▶ _WHAT YOU WILL DO_
State how many lines of the records contain the string "model", and give no other information.

▶ _MATERIAL SUPPLIED_

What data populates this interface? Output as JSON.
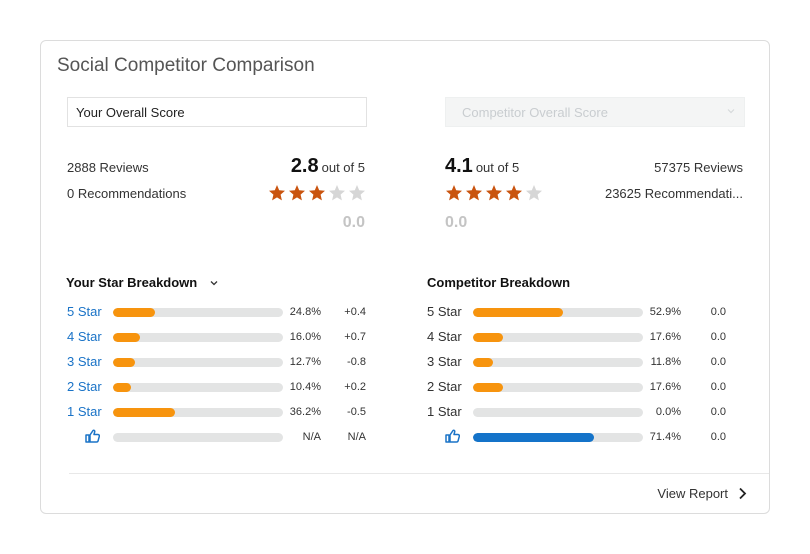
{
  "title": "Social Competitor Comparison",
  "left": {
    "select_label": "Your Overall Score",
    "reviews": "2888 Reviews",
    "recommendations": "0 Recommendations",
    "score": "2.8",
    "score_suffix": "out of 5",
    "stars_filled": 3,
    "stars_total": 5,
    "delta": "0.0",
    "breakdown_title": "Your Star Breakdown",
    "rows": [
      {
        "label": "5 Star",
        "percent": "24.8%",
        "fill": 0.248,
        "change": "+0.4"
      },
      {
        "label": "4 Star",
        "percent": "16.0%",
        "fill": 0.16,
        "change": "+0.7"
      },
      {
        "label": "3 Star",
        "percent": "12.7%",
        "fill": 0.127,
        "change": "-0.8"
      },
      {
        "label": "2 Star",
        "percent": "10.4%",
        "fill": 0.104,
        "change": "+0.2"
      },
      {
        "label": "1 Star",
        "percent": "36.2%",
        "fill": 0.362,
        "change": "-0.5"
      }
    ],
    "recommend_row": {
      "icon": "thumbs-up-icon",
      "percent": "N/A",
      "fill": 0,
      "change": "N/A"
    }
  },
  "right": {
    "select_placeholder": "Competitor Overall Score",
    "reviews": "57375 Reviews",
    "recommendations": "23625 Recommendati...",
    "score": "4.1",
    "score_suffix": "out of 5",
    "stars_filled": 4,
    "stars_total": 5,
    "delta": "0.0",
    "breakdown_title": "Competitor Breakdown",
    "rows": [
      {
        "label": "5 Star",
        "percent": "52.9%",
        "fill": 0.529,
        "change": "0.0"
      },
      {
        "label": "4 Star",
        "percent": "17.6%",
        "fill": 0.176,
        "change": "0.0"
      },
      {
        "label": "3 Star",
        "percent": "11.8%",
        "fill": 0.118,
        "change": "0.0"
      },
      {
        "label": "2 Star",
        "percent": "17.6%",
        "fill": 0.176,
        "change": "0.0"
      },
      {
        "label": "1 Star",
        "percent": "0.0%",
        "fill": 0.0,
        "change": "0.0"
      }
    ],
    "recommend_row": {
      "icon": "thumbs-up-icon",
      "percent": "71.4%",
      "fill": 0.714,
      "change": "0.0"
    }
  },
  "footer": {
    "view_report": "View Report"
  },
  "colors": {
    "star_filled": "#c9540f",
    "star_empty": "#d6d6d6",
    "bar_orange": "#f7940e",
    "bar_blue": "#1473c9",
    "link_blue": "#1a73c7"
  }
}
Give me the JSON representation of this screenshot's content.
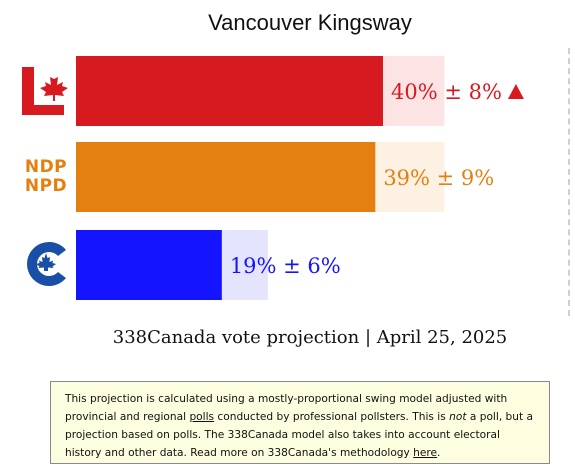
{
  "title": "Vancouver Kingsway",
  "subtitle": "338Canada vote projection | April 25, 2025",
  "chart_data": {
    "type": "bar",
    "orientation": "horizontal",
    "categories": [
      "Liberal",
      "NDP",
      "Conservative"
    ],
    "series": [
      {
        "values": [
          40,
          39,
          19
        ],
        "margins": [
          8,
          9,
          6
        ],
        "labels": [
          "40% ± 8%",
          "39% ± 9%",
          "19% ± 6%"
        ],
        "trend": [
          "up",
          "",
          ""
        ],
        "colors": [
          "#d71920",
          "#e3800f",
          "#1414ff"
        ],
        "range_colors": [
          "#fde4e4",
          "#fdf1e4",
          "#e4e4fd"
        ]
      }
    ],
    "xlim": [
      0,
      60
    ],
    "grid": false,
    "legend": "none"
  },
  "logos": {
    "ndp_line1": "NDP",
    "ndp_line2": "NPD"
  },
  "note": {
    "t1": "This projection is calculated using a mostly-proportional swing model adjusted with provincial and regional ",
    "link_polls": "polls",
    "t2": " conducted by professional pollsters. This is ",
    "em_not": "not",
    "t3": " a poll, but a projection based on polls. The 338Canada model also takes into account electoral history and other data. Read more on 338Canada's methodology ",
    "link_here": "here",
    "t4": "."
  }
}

▶ _SOLUTION BELOW_
2